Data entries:

Start

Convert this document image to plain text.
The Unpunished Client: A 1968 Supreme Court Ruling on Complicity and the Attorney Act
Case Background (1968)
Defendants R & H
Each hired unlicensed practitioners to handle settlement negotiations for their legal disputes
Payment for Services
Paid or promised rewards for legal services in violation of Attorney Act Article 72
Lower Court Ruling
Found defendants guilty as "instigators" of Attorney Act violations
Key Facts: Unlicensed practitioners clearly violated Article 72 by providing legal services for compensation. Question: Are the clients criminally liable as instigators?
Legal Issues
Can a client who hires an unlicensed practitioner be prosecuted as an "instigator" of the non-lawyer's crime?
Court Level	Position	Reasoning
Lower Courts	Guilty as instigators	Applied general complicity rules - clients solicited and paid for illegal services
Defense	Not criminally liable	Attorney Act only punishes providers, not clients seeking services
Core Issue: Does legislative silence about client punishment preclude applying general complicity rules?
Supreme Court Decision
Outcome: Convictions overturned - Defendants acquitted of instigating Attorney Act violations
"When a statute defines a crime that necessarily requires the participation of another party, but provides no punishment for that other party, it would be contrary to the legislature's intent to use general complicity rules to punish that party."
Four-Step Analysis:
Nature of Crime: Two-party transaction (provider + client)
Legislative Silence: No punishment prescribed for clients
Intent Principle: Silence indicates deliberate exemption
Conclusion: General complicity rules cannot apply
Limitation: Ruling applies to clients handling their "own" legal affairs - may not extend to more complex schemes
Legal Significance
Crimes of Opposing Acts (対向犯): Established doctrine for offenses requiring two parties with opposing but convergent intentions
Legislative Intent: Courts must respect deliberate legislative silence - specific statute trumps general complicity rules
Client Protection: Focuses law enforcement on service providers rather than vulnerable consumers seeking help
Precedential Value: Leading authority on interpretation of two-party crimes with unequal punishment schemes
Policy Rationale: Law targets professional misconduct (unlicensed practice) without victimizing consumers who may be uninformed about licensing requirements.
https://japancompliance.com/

End

Problem to work on: All of the entries above need to be reproduced exactly.

Result below:
Convert this document image to plain text.
The Unpunished Client: A 1968 Supreme Court Ruling on Complicity and the Attorney Act
Case Background (1968)
Defendants R & H
Each hired unlicensed practitioners to handle settlement negotiations for their legal disputes
Payment for Services
Paid or promised rewards for legal services in violation of Attorney Act Article 72
Lower Court Ruling
Found defendants guilty as "instigators" of Attorney Act violations
Key Facts: Unlicensed practitioners clearly violated Article 72 by providing legal services for compensation. Question: Are the clients criminally liable as instigators?
Legal Issues
Can a client who hires an unlicensed practitioner be prosecuted as an "instigator" of the non-lawyer's crime?
Court Level	Position	Reasoning
Lower Courts	Guilty as instigators	Applied general complicity rules - clients solicited and paid for illegal services
Defense	Not criminally liable	Attorney Act only punishes providers, not clients seeking services
Core Issue: Does legislative silence about client punishment preclude applying general complicity rules?
Supreme Court Decision
Outcome: Convictions overturned - Defendants acquitted of instigating Attorney Act violations
"When a statute defines a crime that necessarily requires the participation of another party, but provides no punishment for that other party, it would be contrary to the legislature's intent to use general complicity rules to punish that party."
Four-Step Analysis:
Nature of Crime: Two-party transaction (provider + client)
Legislative Silence: No punishment prescribed for clients
Intent Principle: Silence indicates deliberate exemption
Conclusion: General complicity rules cannot apply
Limitation: Ruling applies to clients handling their "own" legal affairs - may not extend to more complex schemes
Legal Significance
Crimes of Opposing Acts (対向犯): Established doctrine for offenses requiring two parties with opposing but convergent intentions
Legislative Intent: Courts must respect deliberate legislative silence - specific statute trumps general complicity rules
Client Protection: Focuses law enforcement on service providers rather than vulnerable consumers seeking help
Precedential Value: Leading authority on interpretation of two-party crimes with unequal punishment schemes
Policy Rationale: Law targets professional misconduct (unlicensed practice) without victimizing consumers who may be uninformed about licensing requirements.
https://japancompliance.com/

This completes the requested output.